[Data listing]
###

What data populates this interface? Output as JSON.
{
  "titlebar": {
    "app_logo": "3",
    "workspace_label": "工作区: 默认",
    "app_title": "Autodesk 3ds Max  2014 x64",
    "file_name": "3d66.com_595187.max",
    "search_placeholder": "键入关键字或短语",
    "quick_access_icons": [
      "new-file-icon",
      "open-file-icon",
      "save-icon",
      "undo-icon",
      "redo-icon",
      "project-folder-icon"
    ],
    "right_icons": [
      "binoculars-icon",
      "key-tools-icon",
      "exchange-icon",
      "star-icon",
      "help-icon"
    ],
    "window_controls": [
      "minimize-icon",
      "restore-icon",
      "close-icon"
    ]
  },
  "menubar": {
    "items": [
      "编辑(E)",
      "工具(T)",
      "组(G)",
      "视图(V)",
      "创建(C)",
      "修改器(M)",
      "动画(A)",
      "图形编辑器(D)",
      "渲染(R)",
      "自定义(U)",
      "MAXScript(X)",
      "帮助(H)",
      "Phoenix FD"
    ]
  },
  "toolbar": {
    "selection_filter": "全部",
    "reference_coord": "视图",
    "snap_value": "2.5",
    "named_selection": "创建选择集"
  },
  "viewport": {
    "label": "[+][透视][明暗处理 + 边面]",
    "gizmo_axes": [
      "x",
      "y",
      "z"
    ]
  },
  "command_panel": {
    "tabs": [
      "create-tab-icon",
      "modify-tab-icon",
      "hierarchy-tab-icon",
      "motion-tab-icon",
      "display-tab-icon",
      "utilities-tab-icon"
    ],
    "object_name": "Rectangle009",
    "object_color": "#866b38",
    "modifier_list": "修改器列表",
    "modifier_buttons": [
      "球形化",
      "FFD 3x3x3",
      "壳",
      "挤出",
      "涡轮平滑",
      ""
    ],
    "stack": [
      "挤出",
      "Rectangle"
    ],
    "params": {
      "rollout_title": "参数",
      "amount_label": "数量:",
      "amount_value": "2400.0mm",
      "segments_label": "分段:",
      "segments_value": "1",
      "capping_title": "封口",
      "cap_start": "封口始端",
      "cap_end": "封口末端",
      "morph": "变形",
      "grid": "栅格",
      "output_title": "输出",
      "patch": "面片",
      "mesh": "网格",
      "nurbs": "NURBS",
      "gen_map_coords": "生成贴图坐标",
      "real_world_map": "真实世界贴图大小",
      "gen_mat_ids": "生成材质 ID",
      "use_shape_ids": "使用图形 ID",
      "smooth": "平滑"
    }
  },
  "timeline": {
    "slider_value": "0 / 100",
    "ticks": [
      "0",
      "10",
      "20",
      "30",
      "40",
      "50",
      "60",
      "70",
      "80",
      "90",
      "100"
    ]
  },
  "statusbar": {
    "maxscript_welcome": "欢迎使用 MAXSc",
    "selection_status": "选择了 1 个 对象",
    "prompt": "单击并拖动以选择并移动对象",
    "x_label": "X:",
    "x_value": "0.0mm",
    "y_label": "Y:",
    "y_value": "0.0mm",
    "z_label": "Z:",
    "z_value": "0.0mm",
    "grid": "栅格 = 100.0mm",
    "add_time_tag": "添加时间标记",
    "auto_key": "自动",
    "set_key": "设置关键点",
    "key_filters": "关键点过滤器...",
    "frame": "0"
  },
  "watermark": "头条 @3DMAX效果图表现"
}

###

▶ _AIM_
Every entry in the listing must be retyped exactly.

▶ _TASK SOLUTION_
What data populates this interface? Output as JSON.
{
  "titlebar": {
    "app_logo": "3",
    "workspace_label": "工作区: 默认",
    "app_title": "Autodesk 3ds Max  2014 x64",
    "file_name": "3d66.com_595187.max",
    "search_placeholder": "键入关键字或短语",
    "quick_access_icons": [
      "new-file-icon",
      "open-file-icon",
      "save-icon",
      "undo-icon",
      "redo-icon",
      "project-folder-icon"
    ],
    "right_icons": [
      "binoculars-icon",
      "key-tools-icon",
      "exchange-icon",
      "star-icon",
      "help-icon"
    ],
    "window_controls": [
      "minimize-icon",
      "restore-icon",
      "close-icon"
    ]
  },
  "menubar": {
    "items": [
      "编辑(E)",
      "工具(T)",
      "组(G)",
      "视图(V)",
      "创建(C)",
      "修改器(M)",
      "动画(A)",
      "图形编辑器(D)",
      "渲染(R)",
      "自定义(U)",
      "MAXScript(X)",
      "帮助(H)",
      "Phoenix FD"
    ]
  },
  "toolbar": {
    "selection_filter": "全部",
    "reference_coord": "视图",
    "snap_value": "2.5",
    "named_selection": "创建选择集"
  },
  "viewport": {
    "label": "[+][透视][明暗处理 + 边面]",
    "gizmo_axes": [
      "x",
      "y",
      "z"
    ]
  },
  "command_panel": {
    "tabs": [
      "create-tab-icon",
      "modify-tab-icon",
      "hierarchy-tab-icon",
      "motion-tab-icon",
      "display-tab-icon",
      "utilities-tab-icon"
    ],
    "object_name": "Rectangle009",
    "object_color": "#866b38",
    "modifier_list": "修改器列表",
    "modifier_buttons": [
      "球形化",
      "FFD 3x3x3",
      "壳",
      "挤出",
      "涡轮平滑",
      ""
    ],
    "stack": [
      "挤出",
      "Rectangle"
    ],
    "params": {
      "rollout_title": "参数",
      "amount_label": "数量:",
      "amount_value": "2400.0mm",
      "segments_label": "分段:",
      "segments_value": "1",
      "capping_title": "封口",
      "cap_start": "封口始端",
      "cap_end": "封口末端",
      "morph": "变形",
      "grid": "栅格",
      "output_title": "输出",
      "patch": "面片",
      "mesh": "网格",
      "nurbs": "NURBS",
      "gen_map_coords": "生成贴图坐标",
      "real_world_map": "真实世界贴图大小",
      "gen_mat_ids": "生成材质 ID",
      "use_shape_ids": "使用图形 ID",
      "smooth": "平滑"
    }
  },
  "timeline": {
    "slider_value": "0 / 100",
    "ticks": [
      "0",
      "10",
      "20",
      "30",
      "40",
      "50",
      "60",
      "70",
      "80",
      "90",
      "100"
    ]
  },
  "statusbar": {
    "maxscript_welcome": "欢迎使用 MAXSc",
    "selection_status": "选择了 1 个 对象",
    "prompt": "单击并拖动以选择并移动对象",
    "x_label": "X:",
    "x_value": "0.0mm",
    "y_label": "Y:",
    "y_value": "0.0mm",
    "z_label": "Z:",
    "z_value": "0.0mm",
    "grid": "栅格 = 100.0mm",
    "add_time_tag": "添加时间标记",
    "auto_key": "自动",
    "set_key": "设置关键点",
    "key_filters": "关键点过滤器...",
    "frame": "0"
  },
  "watermark": "头条 @3DMAX效果图表现"
}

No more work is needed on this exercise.